## What the task asks
Print out the material that follows word for word.

## Input material
*****

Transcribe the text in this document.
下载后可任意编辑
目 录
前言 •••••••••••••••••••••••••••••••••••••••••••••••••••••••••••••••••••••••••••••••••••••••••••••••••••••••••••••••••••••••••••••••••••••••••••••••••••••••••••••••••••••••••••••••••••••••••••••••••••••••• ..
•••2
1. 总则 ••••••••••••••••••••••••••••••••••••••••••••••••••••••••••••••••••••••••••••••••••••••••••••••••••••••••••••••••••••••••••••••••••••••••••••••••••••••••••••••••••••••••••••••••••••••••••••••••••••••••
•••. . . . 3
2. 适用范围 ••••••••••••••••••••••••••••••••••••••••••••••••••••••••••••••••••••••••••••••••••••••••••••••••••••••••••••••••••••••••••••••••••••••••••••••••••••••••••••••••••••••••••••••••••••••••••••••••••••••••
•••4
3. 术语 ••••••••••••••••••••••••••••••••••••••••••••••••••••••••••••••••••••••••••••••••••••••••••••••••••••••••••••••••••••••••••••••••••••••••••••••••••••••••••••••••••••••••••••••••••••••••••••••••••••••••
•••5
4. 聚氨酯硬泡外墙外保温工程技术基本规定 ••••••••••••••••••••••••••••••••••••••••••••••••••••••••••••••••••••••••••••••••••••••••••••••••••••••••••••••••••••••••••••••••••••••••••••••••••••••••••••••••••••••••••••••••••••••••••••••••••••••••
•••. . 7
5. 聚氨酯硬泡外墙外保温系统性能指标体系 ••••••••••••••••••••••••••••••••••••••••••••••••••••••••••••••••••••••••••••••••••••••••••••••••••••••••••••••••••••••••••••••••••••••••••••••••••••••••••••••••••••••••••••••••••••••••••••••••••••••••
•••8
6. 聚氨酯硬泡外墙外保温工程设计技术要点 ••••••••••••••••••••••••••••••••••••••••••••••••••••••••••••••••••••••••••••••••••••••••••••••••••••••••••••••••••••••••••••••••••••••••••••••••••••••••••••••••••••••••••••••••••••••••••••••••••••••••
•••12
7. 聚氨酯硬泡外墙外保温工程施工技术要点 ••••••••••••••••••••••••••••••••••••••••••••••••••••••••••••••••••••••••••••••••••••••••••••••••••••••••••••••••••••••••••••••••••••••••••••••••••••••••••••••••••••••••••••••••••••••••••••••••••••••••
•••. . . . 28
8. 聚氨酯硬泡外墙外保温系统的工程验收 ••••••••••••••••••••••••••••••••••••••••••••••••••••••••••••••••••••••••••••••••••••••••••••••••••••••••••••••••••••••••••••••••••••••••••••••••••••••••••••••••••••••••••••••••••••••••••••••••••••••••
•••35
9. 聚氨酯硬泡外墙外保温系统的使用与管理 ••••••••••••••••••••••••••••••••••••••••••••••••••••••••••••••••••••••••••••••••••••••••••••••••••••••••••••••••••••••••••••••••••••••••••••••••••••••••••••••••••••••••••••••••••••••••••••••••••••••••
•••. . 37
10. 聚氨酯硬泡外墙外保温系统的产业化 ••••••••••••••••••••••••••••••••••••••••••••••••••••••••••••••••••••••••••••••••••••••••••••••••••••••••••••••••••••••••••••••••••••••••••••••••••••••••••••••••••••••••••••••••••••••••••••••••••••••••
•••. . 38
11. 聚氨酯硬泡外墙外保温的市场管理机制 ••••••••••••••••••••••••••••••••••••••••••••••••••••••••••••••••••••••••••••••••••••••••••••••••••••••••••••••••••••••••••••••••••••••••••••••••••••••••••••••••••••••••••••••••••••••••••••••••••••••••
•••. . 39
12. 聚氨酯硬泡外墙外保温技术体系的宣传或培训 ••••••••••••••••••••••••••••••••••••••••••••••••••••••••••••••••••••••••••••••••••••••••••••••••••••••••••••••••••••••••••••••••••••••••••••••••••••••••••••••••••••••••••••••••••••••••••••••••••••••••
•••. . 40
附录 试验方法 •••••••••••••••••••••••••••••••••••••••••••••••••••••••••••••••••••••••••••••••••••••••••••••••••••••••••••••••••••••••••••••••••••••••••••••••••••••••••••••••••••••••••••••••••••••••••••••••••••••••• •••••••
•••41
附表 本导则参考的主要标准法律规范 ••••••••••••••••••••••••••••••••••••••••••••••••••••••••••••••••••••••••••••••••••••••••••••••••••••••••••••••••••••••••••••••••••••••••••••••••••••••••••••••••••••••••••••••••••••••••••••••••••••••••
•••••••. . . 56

*****

## Exercise response
Transcribe the text in this document.
下载后可任意编辑
目 录
前言 •••••••••••••••••••••••••••••••••••••••••••••••••••••••••••••••••••••••••••••••••••••••••••••••••••••••••••••••••••••••••••••••••••••••••••••••••••••••••••••••••••••••••••••••••••••••••••••••••••••••• ..
•••2
1. 总则 ••••••••••••••••••••••••••••••••••••••••••••••••••••••••••••••••••••••••••••••••••••••••••••••••••••••••••••••••••••••••••••••••••••••••••••••••••••••••••••••••••••••••••••••••••••••••••••••••••••••••
•••. . . . 3
2. 适用范围 ••••••••••••••••••••••••••••••••••••••••••••••••••••••••••••••••••••••••••••••••••••••••••••••••••••••••••••••••••••••••••••••••••••••••••••••••••••••••••••••••••••••••••••••••••••••••••••••••••••••••
•••4
3. 术语 ••••••••••••••••••••••••••••••••••••••••••••••••••••••••••••••••••••••••••••••••••••••••••••••••••••••••••••••••••••••••••••••••••••••••••••••••••••••••••••••••••••••••••••••••••••••••••••••••••••••••
•••5
4. 聚氨酯硬泡外墙外保温工程技术基本规定 ••••••••••••••••••••••••••••••••••••••••••••••••••••••••••••••••••••••••••••••••••••••••••••••••••••••••••••••••••••••••••••••••••••••••••••••••••••••••••••••••••••••••••••••••••••••••••••••••••••••••
•••. . 7
5. 聚氨酯硬泡外墙外保温系统性能指标体系 ••••••••••••••••••••••••••••••••••••••••••••••••••••••••••••••••••••••••••••••••••••••••••••••••••••••••••••••••••••••••••••••••••••••••••••••••••••••••••••••••••••••••••••••••••••••••••••••••••••••••
•••8
6. 聚氨酯硬泡外墙外保温工程设计技术要点 ••••••••••••••••••••••••••••••••••••••••••••••••••••••••••••••••••••••••••••••••••••••••••••••••••••••••••••••••••••••••••••••••••••••••••••••••••••••••••••••••••••••••••••••••••••••••••••••••••••••••
•••12
7. 聚氨酯硬泡外墙外保温工程施工技术要点 ••••••••••••••••••••••••••••••••••••••••••••••••••••••••••••••••••••••••••••••••••••••••••••••••••••••••••••••••••••••••••••••••••••••••••••••••••••••••••••••••••••••••••••••••••••••••••••••••••••••••
•••. . . . 28
8. 聚氨酯硬泡外墙外保温系统的工程验收 ••••••••••••••••••••••••••••••••••••••••••••••••••••••••••••••••••••••••••••••••••••••••••••••••••••••••••••••••••••••••••••••••••••••••••••••••••••••••••••••••••••••••••••••••••••••••••••••••••••••••
•••35
9. 聚氨酯硬泡外墙外保温系统的使用与管理 ••••••••••••••••••••••••••••••••••••••••••••••••••••••••••••••••••••••••••••••••••••••••••••••••••••••••••••••••••••••••••••••••••••••••••••••••••••••••••••••••••••••••••••••••••••••••••••••••••••••••
•••. . 37
10. 聚氨酯硬泡外墙外保温系统的产业化 ••••••••••••••••••••••••••••••••••••••••••••••••••••••••••••••••••••••••••••••••••••••••••••••••••••••••••••••••••••••••••••••••••••••••••••••••••••••••••••••••••••••••••••••••••••••••••••••••••••••••
•••. . 38
11. 聚氨酯硬泡外墙外保温的市场管理机制 ••••••••••••••••••••••••••••••••••••••••••••••••••••••••••••••••••••••••••••••••••••••••••••••••••••••••••••••••••••••••••••••••••••••••••••••••••••••••••••••••••••••••••••••••••••••••••••••••••••••••
•••. . 39
12. 聚氨酯硬泡外墙外保温技术体系的宣传或培训 ••••••••••••••••••••••••••••••••••••••••••••••••••••••••••••••••••••••••••••••••••••••••••••••••••••••••••••••••••••••••••••••••••••••••••••••••••••••••••••••••••••••••••••••••••••••••••••••••••••••••
•••. . 40
附录 试验方法 •••••••••••••••••••••••••••••••••••••••••••••••••••••••••••••••••••••••••••••••••••••••••••••••••••••••••••••••••••••••••••••••••••••••••••••••••••••••••••••••••••••••••••••••••••••••••••••••••••••••• •••••••
•••41
附表 本导则参考的主要标准法律规范 ••••••••••••••••••••••••••••••••••••••••••••••••••••••••••••••••••••••••••••••••••••••••••••••••••••••••••••••••••••••••••••••••••••••••••••••••••••••••••••••••••••••••••••••••••••••••••••••••••••••••
•••••••. . . 56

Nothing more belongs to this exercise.